Data rows
______

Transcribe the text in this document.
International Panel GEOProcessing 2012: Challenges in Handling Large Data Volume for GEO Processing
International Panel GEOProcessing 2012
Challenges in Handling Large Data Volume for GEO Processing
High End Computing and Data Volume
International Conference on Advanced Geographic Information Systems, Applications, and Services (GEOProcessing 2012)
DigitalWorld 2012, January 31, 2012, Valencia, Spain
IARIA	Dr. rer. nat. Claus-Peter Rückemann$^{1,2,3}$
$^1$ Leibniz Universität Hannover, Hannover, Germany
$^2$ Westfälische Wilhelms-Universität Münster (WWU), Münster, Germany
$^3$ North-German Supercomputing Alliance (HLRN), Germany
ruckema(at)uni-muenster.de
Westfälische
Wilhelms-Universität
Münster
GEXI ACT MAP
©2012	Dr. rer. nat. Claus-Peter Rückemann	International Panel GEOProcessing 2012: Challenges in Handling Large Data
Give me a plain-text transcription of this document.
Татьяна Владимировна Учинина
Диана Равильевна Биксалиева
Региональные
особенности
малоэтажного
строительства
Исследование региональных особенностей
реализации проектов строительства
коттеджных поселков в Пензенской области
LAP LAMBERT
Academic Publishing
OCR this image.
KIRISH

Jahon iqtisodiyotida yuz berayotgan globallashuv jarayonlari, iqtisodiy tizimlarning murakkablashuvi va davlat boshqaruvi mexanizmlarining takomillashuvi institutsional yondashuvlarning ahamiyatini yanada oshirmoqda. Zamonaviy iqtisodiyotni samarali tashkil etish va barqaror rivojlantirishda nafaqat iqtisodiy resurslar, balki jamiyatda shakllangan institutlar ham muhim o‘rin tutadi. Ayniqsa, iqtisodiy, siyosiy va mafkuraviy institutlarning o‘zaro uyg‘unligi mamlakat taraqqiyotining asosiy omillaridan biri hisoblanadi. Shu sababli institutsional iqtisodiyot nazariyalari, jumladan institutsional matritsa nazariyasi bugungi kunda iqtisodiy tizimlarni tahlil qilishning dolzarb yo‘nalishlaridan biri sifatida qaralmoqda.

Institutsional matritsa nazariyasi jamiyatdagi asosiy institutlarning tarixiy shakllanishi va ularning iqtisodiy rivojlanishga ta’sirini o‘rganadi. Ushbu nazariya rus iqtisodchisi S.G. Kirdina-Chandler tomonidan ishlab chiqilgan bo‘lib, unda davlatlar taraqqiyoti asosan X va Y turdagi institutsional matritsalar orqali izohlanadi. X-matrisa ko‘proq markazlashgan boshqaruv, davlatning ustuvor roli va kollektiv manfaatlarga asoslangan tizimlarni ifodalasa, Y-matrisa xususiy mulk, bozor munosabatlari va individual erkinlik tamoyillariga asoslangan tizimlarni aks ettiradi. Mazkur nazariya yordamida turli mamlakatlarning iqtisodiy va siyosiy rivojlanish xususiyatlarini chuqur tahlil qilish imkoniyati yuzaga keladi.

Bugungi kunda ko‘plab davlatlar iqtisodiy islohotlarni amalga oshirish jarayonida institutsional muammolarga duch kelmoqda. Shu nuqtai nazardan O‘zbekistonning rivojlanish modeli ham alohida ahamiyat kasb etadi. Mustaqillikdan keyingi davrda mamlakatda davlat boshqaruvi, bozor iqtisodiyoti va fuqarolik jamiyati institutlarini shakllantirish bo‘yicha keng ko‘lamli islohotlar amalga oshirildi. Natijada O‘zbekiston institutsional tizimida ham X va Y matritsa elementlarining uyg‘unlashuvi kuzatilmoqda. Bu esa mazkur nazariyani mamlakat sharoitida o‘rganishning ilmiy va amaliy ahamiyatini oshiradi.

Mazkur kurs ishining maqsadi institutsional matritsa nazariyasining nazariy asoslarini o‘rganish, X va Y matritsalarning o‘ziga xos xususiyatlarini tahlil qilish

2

______

Instructions to follow
Take the entries and copy them out exactly.

Exercise result
Transcribe the text in this document.
International Panel GEOProcessing 2012: Challenges in Handling Large Data Volume for GEO Processing
International Panel GEOProcessing 2012
Challenges in Handling Large Data Volume for GEO Processing
High End Computing and Data Volume
International Conference on Advanced Geographic Information Systems, Applications, and Services (GEOProcessing 2012)
DigitalWorld 2012, January 31, 2012, Valencia, Spain
IARIA	Dr. rer. nat. Claus-Peter Rückemann$^{1,2,3}$
$^1$ Leibniz Universität Hannover, Hannover, Germany
$^2$ Westfälische Wilhelms-Universität Münster (WWU), Münster, Germany
$^3$ North-German Supercomputing Alliance (HLRN), Germany
ruckema(at)uni-muenster.de
Westfälische
Wilhelms-Universität
Münster
GEXI ACT MAP
©2012	Dr. rer. nat. Claus-Peter Rückemann	International Panel GEOProcessing 2012: Challenges in Handling Large Data
Give me a plain-text transcription of this document.
Татьяна Владимировна Учинина
Диана Равильевна Биксалиева
Региональные
особенности
малоэтажного
строительства
Исследование региональных особенностей
реализации проектов строительства
коттеджных поселков в Пензенской области
LAP LAMBERT
Academic Publishing
OCR this image.
KIRISH

Jahon iqtisodiyotida yuz berayotgan globallashuv jarayonlari, iqtisodiy tizimlarning murakkablashuvi va davlat boshqaruvi mexanizmlarining takomillashuvi institutsional yondashuvlarning ahamiyatini yanada oshirmoqda. Zamonaviy iqtisodiyotni samarali tashkil etish va barqaror rivojlantirishda nafaqat iqtisodiy resurslar, balki jamiyatda shakllangan institutlar ham muhim o‘rin tutadi. Ayniqsa, iqtisodiy, siyosiy va mafkuraviy institutlarning o‘zaro uyg‘unligi mamlakat taraqqiyotining asosiy omillaridan biri hisoblanadi. Shu sababli institutsional iqtisodiyot nazariyalari, jumladan institutsional matritsa nazariyasi bugungi kunda iqtisodiy tizimlarni tahlil qilishning dolzarb yo‘nalishlaridan biri sifatida qaralmoqda.

Institutsional matritsa nazariyasi jamiyatdagi asosiy institutlarning tarixiy shakllanishi va ularning iqtisodiy rivojlanishga ta’sirini o‘rganadi. Ushbu nazariya rus iqtisodchisi S.G. Kirdina-Chandler tomonidan ishlab chiqilgan bo‘lib, unda davlatlar taraqqiyoti asosan X va Y turdagi institutsional matritsalar orqali izohlanadi. X-matrisa ko‘proq markazlashgan boshqaruv, davlatning ustuvor roli va kollektiv manfaatlarga asoslangan tizimlarni ifodalasa, Y-matrisa xususiy mulk, bozor munosabatlari va individual erkinlik tamoyillariga asoslangan tizimlarni aks ettiradi. Mazkur nazariya yordamida turli mamlakatlarning iqtisodiy va siyosiy rivojlanish xususiyatlarini chuqur tahlil qilish imkoniyati yuzaga keladi.

Bugungi kunda ko‘plab davlatlar iqtisodiy islohotlarni amalga oshirish jarayonida institutsional muammolarga duch kelmoqda. Shu nuqtai nazardan O‘zbekistonning rivojlanish modeli ham alohida ahamiyat kasb etadi. Mustaqillikdan keyingi davrda mamlakatda davlat boshqaruvi, bozor iqtisodiyoti va fuqarolik jamiyati institutlarini shakllantirish bo‘yicha keng ko‘lamli islohotlar amalga oshirildi. Natijada O‘zbekiston institutsional tizimida ham X va Y matritsa elementlarining uyg‘unlashuvi kuzatilmoqda. Bu esa mazkur nazariyani mamlakat sharoitida o‘rganishning ilmiy va amaliy ahamiyatini oshiradi.

Mazkur kurs ishining maqsadi institutsional matritsa nazariyasining nazariy asoslarini o‘rganish, X va Y matritsalarning o‘ziga xos xususiyatlarini tahlil qilish

2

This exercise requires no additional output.